### WHAT YOU NEED TO DO
Below are some entries; can you quote all of them exactly?

## BEGIN PROVIDED MATERIAL

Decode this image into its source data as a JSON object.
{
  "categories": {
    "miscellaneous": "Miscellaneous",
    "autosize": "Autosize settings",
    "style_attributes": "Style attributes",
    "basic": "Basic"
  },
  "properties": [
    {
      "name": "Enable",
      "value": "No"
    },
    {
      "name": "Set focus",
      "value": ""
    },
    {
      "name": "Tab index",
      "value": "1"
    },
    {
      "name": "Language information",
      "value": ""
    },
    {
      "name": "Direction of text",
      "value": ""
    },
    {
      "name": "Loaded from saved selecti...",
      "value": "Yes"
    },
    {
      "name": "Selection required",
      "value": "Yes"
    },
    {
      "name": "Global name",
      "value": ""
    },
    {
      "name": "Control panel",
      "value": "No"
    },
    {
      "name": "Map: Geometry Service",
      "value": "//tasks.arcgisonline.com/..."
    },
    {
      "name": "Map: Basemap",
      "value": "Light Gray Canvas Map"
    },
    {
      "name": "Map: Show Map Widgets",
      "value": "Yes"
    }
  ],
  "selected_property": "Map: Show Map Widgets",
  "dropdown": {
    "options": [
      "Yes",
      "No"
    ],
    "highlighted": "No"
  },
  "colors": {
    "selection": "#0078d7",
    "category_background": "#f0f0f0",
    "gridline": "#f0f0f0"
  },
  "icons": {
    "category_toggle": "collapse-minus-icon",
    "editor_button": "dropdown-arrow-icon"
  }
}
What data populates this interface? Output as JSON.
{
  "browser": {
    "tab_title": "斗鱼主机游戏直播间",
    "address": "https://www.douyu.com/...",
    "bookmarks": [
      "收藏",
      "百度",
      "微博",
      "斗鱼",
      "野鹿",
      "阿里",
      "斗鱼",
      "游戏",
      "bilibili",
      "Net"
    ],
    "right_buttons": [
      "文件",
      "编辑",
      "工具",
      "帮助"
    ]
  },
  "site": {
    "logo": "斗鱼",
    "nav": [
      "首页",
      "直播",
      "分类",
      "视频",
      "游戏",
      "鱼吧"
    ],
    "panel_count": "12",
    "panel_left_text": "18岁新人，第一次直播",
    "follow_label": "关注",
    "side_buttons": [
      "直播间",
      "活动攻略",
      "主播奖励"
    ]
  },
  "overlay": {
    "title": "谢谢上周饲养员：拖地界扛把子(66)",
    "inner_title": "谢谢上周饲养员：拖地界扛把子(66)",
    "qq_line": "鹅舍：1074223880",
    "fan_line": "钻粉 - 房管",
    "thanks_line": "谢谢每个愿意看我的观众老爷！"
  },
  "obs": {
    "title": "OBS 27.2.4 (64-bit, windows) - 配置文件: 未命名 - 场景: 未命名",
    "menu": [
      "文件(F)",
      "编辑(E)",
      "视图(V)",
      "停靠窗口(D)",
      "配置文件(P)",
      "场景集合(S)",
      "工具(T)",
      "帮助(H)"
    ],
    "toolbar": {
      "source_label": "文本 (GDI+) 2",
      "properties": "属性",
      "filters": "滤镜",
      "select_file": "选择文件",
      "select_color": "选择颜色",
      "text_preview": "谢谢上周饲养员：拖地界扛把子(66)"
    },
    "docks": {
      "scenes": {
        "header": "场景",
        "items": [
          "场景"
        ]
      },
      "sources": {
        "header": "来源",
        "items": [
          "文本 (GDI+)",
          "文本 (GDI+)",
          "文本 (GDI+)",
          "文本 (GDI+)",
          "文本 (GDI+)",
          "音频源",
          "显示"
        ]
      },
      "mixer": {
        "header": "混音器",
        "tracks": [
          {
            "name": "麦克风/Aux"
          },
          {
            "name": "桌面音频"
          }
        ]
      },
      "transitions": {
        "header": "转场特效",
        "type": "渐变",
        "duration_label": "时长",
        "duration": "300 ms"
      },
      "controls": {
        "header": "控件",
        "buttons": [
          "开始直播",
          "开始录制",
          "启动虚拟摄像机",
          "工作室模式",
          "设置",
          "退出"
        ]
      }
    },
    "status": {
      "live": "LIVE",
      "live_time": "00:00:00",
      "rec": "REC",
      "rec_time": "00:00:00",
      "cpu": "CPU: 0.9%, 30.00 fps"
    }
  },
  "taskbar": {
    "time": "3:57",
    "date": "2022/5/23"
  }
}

## END PROVIDED MATERIAL

### RESPONSE TO THIS TASK
Decode this image into its source data as a JSON object.
{
  "categories": {
    "miscellaneous": "Miscellaneous",
    "autosize": "Autosize settings",
    "style_attributes": "Style attributes",
    "basic": "Basic"
  },
  "properties": [
    {
      "name": "Enable",
      "value": "No"
    },
    {
      "name": "Set focus",
      "value": ""
    },
    {
      "name": "Tab index",
      "value": "1"
    },
    {
      "name": "Language information",
      "value": ""
    },
    {
      "name": "Direction of text",
      "value": ""
    },
    {
      "name": "Loaded from saved selecti...",
      "value": "Yes"
    },
    {
      "name": "Selection required",
      "value": "Yes"
    },
    {
      "name": "Global name",
      "value": ""
    },
    {
      "name": "Control panel",
      "value": "No"
    },
    {
      "name": "Map: Geometry Service",
      "value": "//tasks.arcgisonline.com/..."
    },
    {
      "name": "Map: Basemap",
      "value": "Light Gray Canvas Map"
    },
    {
      "name": "Map: Show Map Widgets",
      "value": "Yes"
    }
  ],
  "selected_property": "Map: Show Map Widgets",
  "dropdown": {
    "options": [
      "Yes",
      "No"
    ],
    "highlighted": "No"
  },
  "colors": {
    "selection": "#0078d7",
    "category_background": "#f0f0f0",
    "gridline": "#f0f0f0"
  },
  "icons": {
    "category_toggle": "collapse-minus-icon",
    "editor_button": "dropdown-arrow-icon"
  }
}
What data populates this interface? Output as JSON.
{
  "browser": {
    "tab_title": "斗鱼主机游戏直播间",
    "address": "https://www.douyu.com/...",
    "bookmarks": [
      "收藏",
      "百度",
      "微博",
      "斗鱼",
      "野鹿",
      "阿里",
      "斗鱼",
      "游戏",
      "bilibili",
      "Net"
    ],
    "right_buttons": [
      "文件",
      "编辑",
      "工具",
      "帮助"
    ]
  },
  "site": {
    "logo": "斗鱼",
    "nav": [
      "首页",
      "直播",
      "分类",
      "视频",
      "游戏",
      "鱼吧"
    ],
    "panel_count": "12",
    "panel_left_text": "18岁新人，第一次直播",
    "follow_label": "关注",
    "side_buttons": [
      "直播间",
      "活动攻略",
      "主播奖励"
    ]
  },
  "overlay": {
    "title": "谢谢上周饲养员：拖地界扛把子(66)",
    "inner_title": "谢谢上周饲养员：拖地界扛把子(66)",
    "qq_line": "鹅舍：1074223880",
    "fan_line": "钻粉 - 房管",
    "thanks_line": "谢谢每个愿意看我的观众老爷！"
  },
  "obs": {
    "title": "OBS 27.2.4 (64-bit, windows) - 配置文件: 未命名 - 场景: 未命名",
    "menu": [
      "文件(F)",
      "编辑(E)",
      "视图(V)",
      "停靠窗口(D)",
      "配置文件(P)",
      "场景集合(S)",
      "工具(T)",
      "帮助(H)"
    ],
    "toolbar": {
      "source_label": "文本 (GDI+) 2",
      "properties": "属性",
      "filters": "滤镜",
      "select_file": "选择文件",
      "select_color": "选择颜色",
      "text_preview": "谢谢上周饲养员：拖地界扛把子(66)"
    },
    "docks": {
      "scenes": {
        "header": "场景",
        "items": [
          "场景"
        ]
      },
      "sources": {
        "header": "来源",
        "items": [
          "文本 (GDI+)",
          "文本 (GDI+)",
          "文本 (GDI+)",
          "文本 (GDI+)",
          "文本 (GDI+)",
          "音频源",
          "显示"
        ]
      },
      "mixer": {
        "header": "混音器",
        "tracks": [
          {
            "name": "麦克风/Aux"
          },
          {
            "name": "桌面音频"
          }
        ]
      },
      "transitions": {
        "header": "转场特效",
        "type": "渐变",
        "duration_label": "时长",
        "duration": "300 ms"
      },
      "controls": {
        "header": "控件",
        "buttons": [
          "开始直播",
          "开始录制",
          "启动虚拟摄像机",
          "工作室模式",
          "设置",
          "退出"
        ]
      }
    },
    "status": {
      "live": "LIVE",
      "live_time": "00:00:00",
      "rec": "REC",
      "rec_time": "00:00:00",
      "cpu": "CPU: 0.9%, 30.00 fps"
    }
  },
  "taskbar": {
    "time": "3:57",
    "date": "2022/5/23"
  }
}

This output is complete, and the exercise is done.